_Exercise_: Retype everything in the listing, leaving each line exactly as it is.

_Data provided_:

○ ○ ○

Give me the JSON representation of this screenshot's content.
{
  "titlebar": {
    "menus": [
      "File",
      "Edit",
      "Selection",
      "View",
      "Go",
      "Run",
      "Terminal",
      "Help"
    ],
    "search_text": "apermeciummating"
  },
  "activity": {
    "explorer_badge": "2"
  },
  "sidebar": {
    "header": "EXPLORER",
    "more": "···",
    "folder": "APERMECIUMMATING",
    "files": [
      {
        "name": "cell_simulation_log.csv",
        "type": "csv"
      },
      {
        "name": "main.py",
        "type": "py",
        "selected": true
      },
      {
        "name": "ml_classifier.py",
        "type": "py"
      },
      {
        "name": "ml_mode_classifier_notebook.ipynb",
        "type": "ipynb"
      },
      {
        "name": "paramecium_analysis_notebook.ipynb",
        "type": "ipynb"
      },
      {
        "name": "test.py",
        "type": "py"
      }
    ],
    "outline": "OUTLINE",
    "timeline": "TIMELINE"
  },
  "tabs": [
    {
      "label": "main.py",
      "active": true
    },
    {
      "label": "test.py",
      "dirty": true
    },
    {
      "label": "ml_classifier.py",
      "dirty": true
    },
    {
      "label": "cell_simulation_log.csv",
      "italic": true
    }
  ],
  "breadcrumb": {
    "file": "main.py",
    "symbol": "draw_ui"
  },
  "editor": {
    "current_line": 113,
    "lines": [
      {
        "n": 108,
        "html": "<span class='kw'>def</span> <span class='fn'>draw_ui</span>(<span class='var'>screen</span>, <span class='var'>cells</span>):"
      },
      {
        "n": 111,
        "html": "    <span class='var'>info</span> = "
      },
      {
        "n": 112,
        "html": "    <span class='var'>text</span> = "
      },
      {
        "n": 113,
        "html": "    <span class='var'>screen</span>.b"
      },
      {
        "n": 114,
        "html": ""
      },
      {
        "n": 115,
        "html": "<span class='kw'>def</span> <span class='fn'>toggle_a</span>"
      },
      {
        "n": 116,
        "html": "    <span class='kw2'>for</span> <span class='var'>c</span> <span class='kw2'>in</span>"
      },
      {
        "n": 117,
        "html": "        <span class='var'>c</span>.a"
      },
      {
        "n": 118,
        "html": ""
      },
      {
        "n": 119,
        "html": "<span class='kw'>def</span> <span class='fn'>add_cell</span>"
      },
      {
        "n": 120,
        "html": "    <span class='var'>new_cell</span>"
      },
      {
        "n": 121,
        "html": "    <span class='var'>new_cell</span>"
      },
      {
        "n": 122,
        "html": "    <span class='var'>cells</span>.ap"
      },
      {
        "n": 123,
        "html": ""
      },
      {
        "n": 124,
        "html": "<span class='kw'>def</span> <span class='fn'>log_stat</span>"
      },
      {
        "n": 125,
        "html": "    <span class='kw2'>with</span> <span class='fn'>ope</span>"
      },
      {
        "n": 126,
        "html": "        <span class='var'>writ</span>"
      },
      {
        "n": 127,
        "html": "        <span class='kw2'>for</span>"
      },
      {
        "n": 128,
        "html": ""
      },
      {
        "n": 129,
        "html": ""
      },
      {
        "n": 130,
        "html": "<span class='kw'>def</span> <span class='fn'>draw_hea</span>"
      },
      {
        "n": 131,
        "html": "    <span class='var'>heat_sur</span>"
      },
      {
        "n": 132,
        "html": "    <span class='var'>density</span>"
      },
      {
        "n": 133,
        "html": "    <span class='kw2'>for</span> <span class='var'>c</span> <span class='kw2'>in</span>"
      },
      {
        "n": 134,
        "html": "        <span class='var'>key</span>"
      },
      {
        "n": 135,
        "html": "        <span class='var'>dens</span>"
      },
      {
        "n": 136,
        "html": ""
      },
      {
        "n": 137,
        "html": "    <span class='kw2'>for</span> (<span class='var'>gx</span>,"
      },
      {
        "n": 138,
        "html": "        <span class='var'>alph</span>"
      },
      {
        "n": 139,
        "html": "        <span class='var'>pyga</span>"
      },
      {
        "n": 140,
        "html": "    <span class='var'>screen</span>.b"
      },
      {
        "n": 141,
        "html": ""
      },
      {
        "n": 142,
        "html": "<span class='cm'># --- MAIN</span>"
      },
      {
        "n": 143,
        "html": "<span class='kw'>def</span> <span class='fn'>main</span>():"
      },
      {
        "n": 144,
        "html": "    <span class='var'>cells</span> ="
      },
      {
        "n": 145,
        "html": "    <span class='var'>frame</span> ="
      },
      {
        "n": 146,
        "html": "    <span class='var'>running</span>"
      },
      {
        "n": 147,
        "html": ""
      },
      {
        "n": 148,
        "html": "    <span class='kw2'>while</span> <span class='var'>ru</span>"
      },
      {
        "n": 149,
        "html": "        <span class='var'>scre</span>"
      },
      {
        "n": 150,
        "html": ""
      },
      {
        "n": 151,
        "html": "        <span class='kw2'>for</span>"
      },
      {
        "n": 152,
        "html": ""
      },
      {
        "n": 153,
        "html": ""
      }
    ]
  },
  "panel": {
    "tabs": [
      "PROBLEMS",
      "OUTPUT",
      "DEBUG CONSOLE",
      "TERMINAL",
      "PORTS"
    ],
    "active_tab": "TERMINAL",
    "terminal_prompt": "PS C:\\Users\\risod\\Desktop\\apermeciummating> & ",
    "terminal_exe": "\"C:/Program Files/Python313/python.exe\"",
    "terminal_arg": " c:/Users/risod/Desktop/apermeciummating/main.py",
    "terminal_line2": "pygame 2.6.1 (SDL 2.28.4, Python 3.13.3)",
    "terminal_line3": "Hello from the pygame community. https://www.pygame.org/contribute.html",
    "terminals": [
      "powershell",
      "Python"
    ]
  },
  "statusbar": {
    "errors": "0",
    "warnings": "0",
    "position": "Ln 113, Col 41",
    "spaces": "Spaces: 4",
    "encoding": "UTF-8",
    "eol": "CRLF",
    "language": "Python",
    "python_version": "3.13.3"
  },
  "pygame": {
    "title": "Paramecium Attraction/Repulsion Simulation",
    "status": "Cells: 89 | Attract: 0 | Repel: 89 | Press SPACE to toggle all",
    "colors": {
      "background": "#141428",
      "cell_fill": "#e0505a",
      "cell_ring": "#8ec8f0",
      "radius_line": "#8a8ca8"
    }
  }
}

○ ○ ○

_The solution_:
Give me the JSON representation of this screenshot's content.
{
  "titlebar": {
    "menus": [
      "File",
      "Edit",
      "Selection",
      "View",
      "Go",
      "Run",
      "Terminal",
      "Help"
    ],
    "search_text": "apermeciummating"
  },
  "activity": {
    "explorer_badge": "2"
  },
  "sidebar": {
    "header": "EXPLORER",
    "more": "···",
    "folder": "APERMECIUMMATING",
    "files": [
      {
        "name": "cell_simulation_log.csv",
        "type": "csv"
      },
      {
        "name": "main.py",
        "type": "py",
        "selected": true
      },
      {
        "name": "ml_classifier.py",
        "type": "py"
      },
      {
        "name": "ml_mode_classifier_notebook.ipynb",
        "type": "ipynb"
      },
      {
        "name": "paramecium_analysis_notebook.ipynb",
        "type": "ipynb"
      },
      {
        "name": "test.py",
        "type": "py"
      }
    ],
    "outline": "OUTLINE",
    "timeline": "TIMELINE"
  },
  "tabs": [
    {
      "label": "main.py",
      "active": true
    },
    {
      "label": "test.py",
      "dirty": true
    },
    {
      "label": "ml_classifier.py",
      "dirty": true
    },
    {
      "label": "cell_simulation_log.csv",
      "italic": true
    }
  ],
  "breadcrumb": {
    "file": "main.py",
    "symbol": "draw_ui"
  },
  "editor": {
    "current_line": 113,
    "lines": [
      {
        "n": 108,
        "html": "<span class='kw'>def</span> <span class='fn'>draw_ui</span>(<span class='var'>screen</span>, <span class='var'>cells</span>):"
      },
      {
        "n": 111,
        "html": "    <span class='var'>info</span> = "
      },
      {
        "n": 112,
        "html": "    <span class='var'>text</span> = "
      },
      {
        "n": 113,
        "html": "    <span class='var'>screen</span>.b"
      },
      {
        "n": 114,
        "html": ""
      },
      {
        "n": 115,
        "html": "<span class='kw'>def</span> <span class='fn'>toggle_a</span>"
      },
      {
        "n": 116,
        "html": "    <span class='kw2'>for</span> <span class='var'>c</span> <span class='kw2'>in</span>"
      },
      {
        "n": 117,
        "html": "        <span class='var'>c</span>.a"
      },
      {
        "n": 118,
        "html": ""
      },
      {
        "n": 119,
        "html": "<span class='kw'>def</span> <span class='fn'>add_cell</span>"
      },
      {
        "n": 120,
        "html": "    <span class='var'>new_cell</span>"
      },
      {
        "n": 121,
        "html": "    <span class='var'>new_cell</span>"
      },
      {
        "n": 122,
        "html": "    <span class='var'>cells</span>.ap"
      },
      {
        "n": 123,
        "html": ""
      },
      {
        "n": 124,
        "html": "<span class='kw'>def</span> <span class='fn'>log_stat</span>"
      },
      {
        "n": 125,
        "html": "    <span class='kw2'>with</span> <span class='fn'>ope</span>"
      },
      {
        "n": 126,
        "html": "        <span class='var'>writ</span>"
      },
      {
        "n": 127,
        "html": "        <span class='kw2'>for</span>"
      },
      {
        "n": 128,
        "html": ""
      },
      {
        "n": 129,
        "html": ""
      },
      {
        "n": 130,
        "html": "<span class='kw'>def</span> <span class='fn'>draw_hea</span>"
      },
      {
        "n": 131,
        "html": "    <span class='var'>heat_sur</span>"
      },
      {
        "n": 132,
        "html": "    <span class='var'>density</span>"
      },
      {
        "n": 133,
        "html": "    <span class='kw2'>for</span> <span class='var'>c</span> <span class='kw2'>in</span>"
      },
      {
        "n": 134,
        "html": "        <span class='var'>key</span>"
      },
      {
        "n": 135,
        "html": "        <span class='var'>dens</span>"
      },
      {
        "n": 136,
        "html": ""
      },
      {
        "n": 137,
        "html": "    <span class='kw2'>for</span> (<span class='var'>gx</span>,"
      },
      {
        "n": 138,
        "html": "        <span class='var'>alph</span>"
      },
      {
        "n": 139,
        "html": "        <span class='var'>pyga</span>"
      },
      {
        "n": 140,
        "html": "    <span class='var'>screen</span>.b"
      },
      {
        "n": 141,
        "html": ""
      },
      {
        "n": 142,
        "html": "<span class='cm'># --- MAIN</span>"
      },
      {
        "n": 143,
        "html": "<span class='kw'>def</span> <span class='fn'>main</span>():"
      },
      {
        "n": 144,
        "html": "    <span class='var'>cells</span> ="
      },
      {
        "n": 145,
        "html": "    <span class='var'>frame</span> ="
      },
      {
        "n": 146,
        "html": "    <span class='var'>running</span>"
      },
      {
        "n": 147,
        "html": ""
      },
      {
        "n": 148,
        "html": "    <span class='kw2'>while</span> <span class='var'>ru</span>"
      },
      {
        "n": 149,
        "html": "        <span class='var'>scre</span>"
      },
      {
        "n": 150,
        "html": ""
      },
      {
        "n": 151,
        "html": "        <span class='kw2'>for</span>"
      },
      {
        "n": 152,
        "html": ""
      },
      {
        "n": 153,
        "html": ""
      }
    ]
  },
  "panel": {
    "tabs": [
      "PROBLEMS",
      "OUTPUT",
      "DEBUG CONSOLE",
      "TERMINAL",
      "PORTS"
    ],
    "active_tab": "TERMINAL",
    "terminal_prompt": "PS C:\\Users\\risod\\Desktop\\apermeciummating> & ",
    "terminal_exe": "\"C:/Program Files/Python313/python.exe\"",
    "terminal_arg": " c:/Users/risod/Desktop/apermeciummating/main.py",
    "terminal_line2": "pygame 2.6.1 (SDL 2.28.4, Python 3.13.3)",
    "terminal_line3": "Hello from the pygame community. https://www.pygame.org/contribute.html",
    "terminals": [
      "powershell",
      "Python"
    ]
  },
  "statusbar": {
    "errors": "0",
    "warnings": "0",
    "position": "Ln 113, Col 41",
    "spaces": "Spaces: 4",
    "encoding": "UTF-8",
    "eol": "CRLF",
    "language": "Python",
    "python_version": "3.13.3"
  },
  "pygame": {
    "title": "Paramecium Attraction/Repulsion Simulation",
    "status": "Cells: 89 | Attract: 0 | Repel: 89 | Press SPACE to toggle all",
    "colors": {
      "background": "#141428",
      "cell_fill": "#e0505a",
      "cell_ring": "#8ec8f0",
      "radius_line": "#8a8ca8"
    }
  }
}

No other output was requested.